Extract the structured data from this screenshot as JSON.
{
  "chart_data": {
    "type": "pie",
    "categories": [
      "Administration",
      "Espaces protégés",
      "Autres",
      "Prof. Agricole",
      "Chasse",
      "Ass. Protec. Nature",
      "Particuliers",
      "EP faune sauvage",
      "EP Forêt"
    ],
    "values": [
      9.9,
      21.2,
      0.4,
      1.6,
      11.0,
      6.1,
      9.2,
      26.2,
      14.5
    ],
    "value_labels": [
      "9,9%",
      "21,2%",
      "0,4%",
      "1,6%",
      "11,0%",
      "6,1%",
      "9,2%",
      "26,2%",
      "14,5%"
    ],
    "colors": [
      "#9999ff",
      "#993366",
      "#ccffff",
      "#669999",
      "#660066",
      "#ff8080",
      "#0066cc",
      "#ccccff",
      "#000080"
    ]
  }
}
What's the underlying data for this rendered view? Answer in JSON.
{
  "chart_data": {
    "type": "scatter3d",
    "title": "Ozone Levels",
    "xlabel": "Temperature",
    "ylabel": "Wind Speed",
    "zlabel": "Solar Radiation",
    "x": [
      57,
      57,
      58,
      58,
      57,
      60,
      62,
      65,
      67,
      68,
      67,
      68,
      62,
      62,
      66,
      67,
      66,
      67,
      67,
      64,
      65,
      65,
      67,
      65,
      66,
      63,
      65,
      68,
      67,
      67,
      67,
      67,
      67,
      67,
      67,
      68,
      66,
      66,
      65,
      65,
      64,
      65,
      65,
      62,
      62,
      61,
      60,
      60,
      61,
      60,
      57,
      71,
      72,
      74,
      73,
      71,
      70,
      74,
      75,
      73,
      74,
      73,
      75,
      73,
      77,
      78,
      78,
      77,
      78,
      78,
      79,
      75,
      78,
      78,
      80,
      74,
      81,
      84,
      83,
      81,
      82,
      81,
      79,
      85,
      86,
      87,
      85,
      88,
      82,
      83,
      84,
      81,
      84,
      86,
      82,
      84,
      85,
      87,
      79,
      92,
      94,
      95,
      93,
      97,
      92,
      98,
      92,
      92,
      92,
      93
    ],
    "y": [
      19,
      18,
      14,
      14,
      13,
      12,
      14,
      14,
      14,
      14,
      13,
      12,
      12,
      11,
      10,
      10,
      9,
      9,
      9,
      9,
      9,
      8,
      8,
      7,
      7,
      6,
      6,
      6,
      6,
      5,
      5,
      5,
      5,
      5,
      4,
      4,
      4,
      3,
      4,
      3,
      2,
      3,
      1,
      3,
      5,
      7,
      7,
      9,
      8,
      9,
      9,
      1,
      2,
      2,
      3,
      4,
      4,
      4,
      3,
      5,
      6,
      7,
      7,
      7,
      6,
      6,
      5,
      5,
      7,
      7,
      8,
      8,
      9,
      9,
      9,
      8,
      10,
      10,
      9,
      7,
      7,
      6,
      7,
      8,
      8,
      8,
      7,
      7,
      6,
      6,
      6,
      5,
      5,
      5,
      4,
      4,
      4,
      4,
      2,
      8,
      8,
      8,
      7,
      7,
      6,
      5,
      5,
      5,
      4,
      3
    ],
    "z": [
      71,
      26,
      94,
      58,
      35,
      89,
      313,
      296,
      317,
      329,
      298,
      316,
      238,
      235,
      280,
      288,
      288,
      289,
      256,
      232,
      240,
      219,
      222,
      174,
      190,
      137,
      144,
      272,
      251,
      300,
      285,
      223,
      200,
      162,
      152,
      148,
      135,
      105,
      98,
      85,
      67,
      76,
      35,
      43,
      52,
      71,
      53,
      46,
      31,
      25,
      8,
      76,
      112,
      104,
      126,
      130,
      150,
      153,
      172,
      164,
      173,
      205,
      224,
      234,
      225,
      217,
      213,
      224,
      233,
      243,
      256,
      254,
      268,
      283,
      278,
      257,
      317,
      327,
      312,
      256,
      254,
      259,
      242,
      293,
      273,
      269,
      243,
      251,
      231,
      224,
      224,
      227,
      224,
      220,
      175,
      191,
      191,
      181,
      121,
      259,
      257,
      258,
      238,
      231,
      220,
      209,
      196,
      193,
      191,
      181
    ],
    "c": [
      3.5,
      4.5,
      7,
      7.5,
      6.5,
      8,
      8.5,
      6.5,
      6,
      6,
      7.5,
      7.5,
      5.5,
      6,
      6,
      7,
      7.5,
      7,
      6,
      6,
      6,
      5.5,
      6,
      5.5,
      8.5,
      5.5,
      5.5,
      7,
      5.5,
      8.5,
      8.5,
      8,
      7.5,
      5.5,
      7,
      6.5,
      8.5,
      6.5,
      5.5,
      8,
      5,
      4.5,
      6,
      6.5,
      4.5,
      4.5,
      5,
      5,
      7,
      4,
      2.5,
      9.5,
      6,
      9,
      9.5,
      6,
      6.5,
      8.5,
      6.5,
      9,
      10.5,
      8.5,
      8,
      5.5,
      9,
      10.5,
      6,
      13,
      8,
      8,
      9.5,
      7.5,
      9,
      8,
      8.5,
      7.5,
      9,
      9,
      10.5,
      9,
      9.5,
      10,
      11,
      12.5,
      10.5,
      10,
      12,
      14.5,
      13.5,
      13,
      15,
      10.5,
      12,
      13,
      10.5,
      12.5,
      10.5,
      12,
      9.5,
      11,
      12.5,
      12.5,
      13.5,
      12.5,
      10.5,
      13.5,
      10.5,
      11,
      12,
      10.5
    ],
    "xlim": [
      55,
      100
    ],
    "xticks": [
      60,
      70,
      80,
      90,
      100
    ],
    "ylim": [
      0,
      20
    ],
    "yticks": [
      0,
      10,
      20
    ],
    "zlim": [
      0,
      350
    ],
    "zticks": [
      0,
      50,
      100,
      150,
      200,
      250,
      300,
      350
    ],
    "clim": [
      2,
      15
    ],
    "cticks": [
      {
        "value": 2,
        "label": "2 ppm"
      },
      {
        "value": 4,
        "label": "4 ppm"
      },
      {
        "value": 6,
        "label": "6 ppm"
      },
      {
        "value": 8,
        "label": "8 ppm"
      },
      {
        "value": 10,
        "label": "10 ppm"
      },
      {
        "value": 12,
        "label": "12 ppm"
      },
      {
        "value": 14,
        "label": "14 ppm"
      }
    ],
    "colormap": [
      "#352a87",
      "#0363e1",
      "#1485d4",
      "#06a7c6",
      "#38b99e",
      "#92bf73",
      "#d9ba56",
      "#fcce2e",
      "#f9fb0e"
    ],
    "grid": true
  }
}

--- --- ---

**GOAL**. Work out how many lines in the entries hold the string "JSON". Your answer should consist solely of that number.

**WRITTEN RESPONSE**. 2